[Items listed in a dataset]

-- Start --

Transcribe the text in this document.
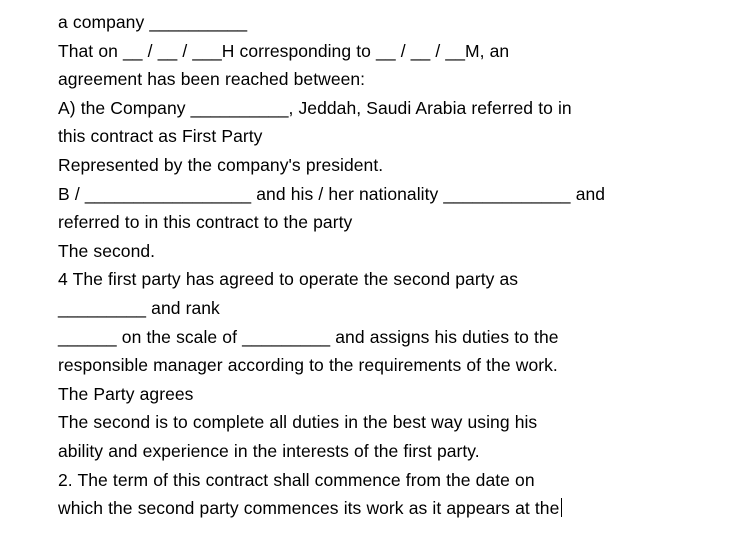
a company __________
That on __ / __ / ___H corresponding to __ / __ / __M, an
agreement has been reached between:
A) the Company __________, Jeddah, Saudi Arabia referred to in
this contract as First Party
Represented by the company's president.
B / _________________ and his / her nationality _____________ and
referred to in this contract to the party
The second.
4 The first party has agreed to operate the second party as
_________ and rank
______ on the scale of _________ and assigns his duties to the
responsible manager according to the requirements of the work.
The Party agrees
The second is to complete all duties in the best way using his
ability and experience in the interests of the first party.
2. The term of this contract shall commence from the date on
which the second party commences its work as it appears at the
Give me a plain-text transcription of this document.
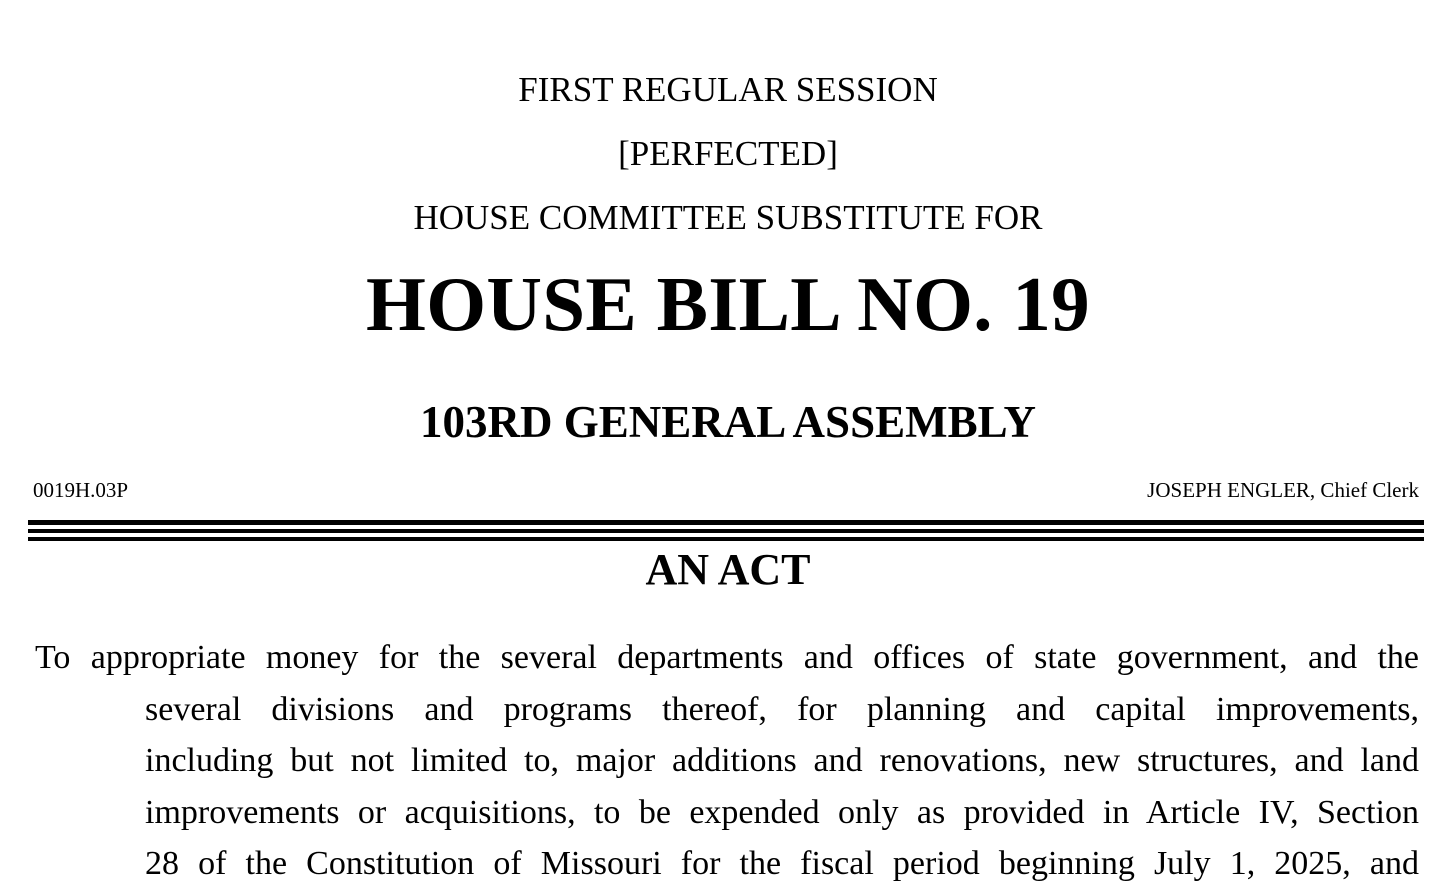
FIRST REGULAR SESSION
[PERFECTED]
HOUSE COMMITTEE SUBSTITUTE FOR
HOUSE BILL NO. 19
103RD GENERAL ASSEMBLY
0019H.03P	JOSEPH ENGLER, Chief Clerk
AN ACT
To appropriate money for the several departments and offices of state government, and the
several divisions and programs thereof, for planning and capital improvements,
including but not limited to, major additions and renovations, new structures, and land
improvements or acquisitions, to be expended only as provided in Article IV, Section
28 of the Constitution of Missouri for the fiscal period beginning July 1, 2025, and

-- End --

Retype the records above exactly, starting at the line that contains "Give me a plain-text" and going through the last line, and leave out any pictures.

Right answer:
Give me a plain-text transcription of this document.
FIRST REGULAR SESSION
[PERFECTED]
HOUSE COMMITTEE SUBSTITUTE FOR
HOUSE BILL NO. 19
103RD GENERAL ASSEMBLY
0019H.03P	JOSEPH ENGLER, Chief Clerk
AN ACT
To appropriate money for the several departments and offices of state government, and the
several divisions and programs thereof, for planning and capital improvements,
including but not limited to, major additions and renovations, new structures, and land
improvements or acquisitions, to be expended only as provided in Article IV, Section
28 of the Constitution of Missouri for the fiscal period beginning July 1, 2025, and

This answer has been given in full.